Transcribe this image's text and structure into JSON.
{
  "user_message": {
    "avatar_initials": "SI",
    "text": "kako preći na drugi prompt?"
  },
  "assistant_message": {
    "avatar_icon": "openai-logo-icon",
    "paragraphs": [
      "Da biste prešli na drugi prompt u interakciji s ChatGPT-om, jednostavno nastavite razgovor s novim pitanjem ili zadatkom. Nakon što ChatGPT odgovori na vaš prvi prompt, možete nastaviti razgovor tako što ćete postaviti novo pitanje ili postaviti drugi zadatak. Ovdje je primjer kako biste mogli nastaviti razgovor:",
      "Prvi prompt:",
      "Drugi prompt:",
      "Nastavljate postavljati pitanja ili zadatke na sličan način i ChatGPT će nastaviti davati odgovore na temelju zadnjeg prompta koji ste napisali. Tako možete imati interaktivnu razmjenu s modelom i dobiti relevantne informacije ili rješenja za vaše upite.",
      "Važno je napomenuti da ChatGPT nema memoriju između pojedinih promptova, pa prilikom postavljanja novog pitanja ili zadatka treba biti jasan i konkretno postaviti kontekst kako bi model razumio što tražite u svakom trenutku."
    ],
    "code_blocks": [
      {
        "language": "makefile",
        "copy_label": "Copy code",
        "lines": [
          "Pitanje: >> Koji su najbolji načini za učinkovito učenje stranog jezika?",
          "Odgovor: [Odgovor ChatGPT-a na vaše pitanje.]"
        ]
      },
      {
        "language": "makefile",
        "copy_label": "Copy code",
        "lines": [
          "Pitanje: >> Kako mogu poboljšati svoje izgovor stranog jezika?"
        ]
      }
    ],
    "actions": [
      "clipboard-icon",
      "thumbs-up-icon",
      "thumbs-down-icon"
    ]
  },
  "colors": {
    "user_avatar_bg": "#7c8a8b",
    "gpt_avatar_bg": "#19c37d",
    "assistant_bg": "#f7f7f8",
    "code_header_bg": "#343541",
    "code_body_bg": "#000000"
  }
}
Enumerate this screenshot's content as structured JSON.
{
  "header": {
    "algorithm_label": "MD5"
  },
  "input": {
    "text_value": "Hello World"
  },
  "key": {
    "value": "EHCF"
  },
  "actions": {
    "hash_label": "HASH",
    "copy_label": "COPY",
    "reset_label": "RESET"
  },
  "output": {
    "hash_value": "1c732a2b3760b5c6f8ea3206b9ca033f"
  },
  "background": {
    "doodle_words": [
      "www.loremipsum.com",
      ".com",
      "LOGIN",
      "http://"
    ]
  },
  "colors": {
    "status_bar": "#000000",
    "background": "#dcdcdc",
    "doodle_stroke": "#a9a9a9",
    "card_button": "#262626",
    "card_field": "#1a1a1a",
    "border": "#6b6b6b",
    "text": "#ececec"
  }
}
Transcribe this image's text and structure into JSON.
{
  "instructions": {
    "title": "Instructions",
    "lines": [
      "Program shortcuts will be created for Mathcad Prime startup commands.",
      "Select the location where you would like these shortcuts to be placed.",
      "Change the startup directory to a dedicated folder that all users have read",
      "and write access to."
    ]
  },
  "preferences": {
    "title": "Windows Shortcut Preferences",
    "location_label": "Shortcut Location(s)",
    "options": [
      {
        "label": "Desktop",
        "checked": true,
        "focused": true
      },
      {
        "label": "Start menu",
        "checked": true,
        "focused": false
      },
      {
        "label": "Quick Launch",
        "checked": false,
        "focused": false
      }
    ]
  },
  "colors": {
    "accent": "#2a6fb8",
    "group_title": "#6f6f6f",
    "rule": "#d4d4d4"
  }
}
- - -
**Problem requirements**
Every record should be repeated exactly; please leave none out.

**Written response**
Transcribe this image's text and structure into JSON.
{
  "user_message": {
    "avatar_initials": "SI",
    "text": "kako preći na drugi prompt?"
  },
  "assistant_message": {
    "avatar_icon": "openai-logo-icon",
    "paragraphs": [
      "Da biste prešli na drugi prompt u interakciji s ChatGPT-om, jednostavno nastavite razgovor s novim pitanjem ili zadatkom. Nakon što ChatGPT odgovori na vaš prvi prompt, možete nastaviti razgovor tako što ćete postaviti novo pitanje ili postaviti drugi zadatak. Ovdje je primjer kako biste mogli nastaviti razgovor:",
      "Prvi prompt:",
      "Drugi prompt:",
      "Nastavljate postavljati pitanja ili zadatke na sličan način i ChatGPT će nastaviti davati odgovore na temelju zadnjeg prompta koji ste napisali. Tako možete imati interaktivnu razmjenu s modelom i dobiti relevantne informacije ili rješenja za vaše upite.",
      "Važno je napomenuti da ChatGPT nema memoriju između pojedinih promptova, pa prilikom postavljanja novog pitanja ili zadatka treba biti jasan i konkretno postaviti kontekst kako bi model razumio što tražite u svakom trenutku."
    ],
    "code_blocks": [
      {
        "language": "makefile",
        "copy_label": "Copy code",
        "lines": [
          "Pitanje: >> Koji su najbolji načini za učinkovito učenje stranog jezika?",
          "Odgovor: [Odgovor ChatGPT-a na vaše pitanje.]"
        ]
      },
      {
        "language": "makefile",
        "copy_label": "Copy code",
        "lines": [
          "Pitanje: >> Kako mogu poboljšati svoje izgovor stranog jezika?"
        ]
      }
    ],
    "actions": [
      "clipboard-icon",
      "thumbs-up-icon",
      "thumbs-down-icon"
    ]
  },
  "colors": {
    "user_avatar_bg": "#7c8a8b",
    "gpt_avatar_bg": "#19c37d",
    "assistant_bg": "#f7f7f8",
    "code_header_bg": "#343541",
    "code_body_bg": "#000000"
  }
}
Enumerate this screenshot's content as structured JSON.
{
  "header": {
    "algorithm_label": "MD5"
  },
  "input": {
    "text_value": "Hello World"
  },
  "key": {
    "value": "EHCF"
  },
  "actions": {
    "hash_label": "HASH",
    "copy_label": "COPY",
    "reset_label": "RESET"
  },
  "output": {
    "hash_value": "1c732a2b3760b5c6f8ea3206b9ca033f"
  },
  "background": {
    "doodle_words": [
      "www.loremipsum.com",
      ".com",
      "LOGIN",
      "http://"
    ]
  },
  "colors": {
    "status_bar": "#000000",
    "background": "#dcdcdc",
    "doodle_stroke": "#a9a9a9",
    "card_button": "#262626",
    "card_field": "#1a1a1a",
    "border": "#6b6b6b",
    "text": "#ececec"
  }
}
Transcribe this image's text and structure into JSON.
{
  "instructions": {
    "title": "Instructions",
    "lines": [
      "Program shortcuts will be created for Mathcad Prime startup commands.",
      "Select the location where you would like these shortcuts to be placed.",
      "Change the startup directory to a dedicated folder that all users have read",
      "and write access to."
    ]
  },
  "preferences": {
    "title": "Windows Shortcut Preferences",
    "location_label": "Shortcut Location(s)",
    "options": [
      {
        "label": "Desktop",
        "checked": true,
        "focused": true
      },
      {
        "label": "Start menu",
        "checked": true,
        "focused": false
      },
      {
        "label": "Quick Launch",
        "checked": false,
        "focused": false
      }
    ]
  },
  "colors": {
    "accent": "#2a6fb8",
    "group_title": "#6f6f6f",
    "rule": "#d4d4d4"
  }
}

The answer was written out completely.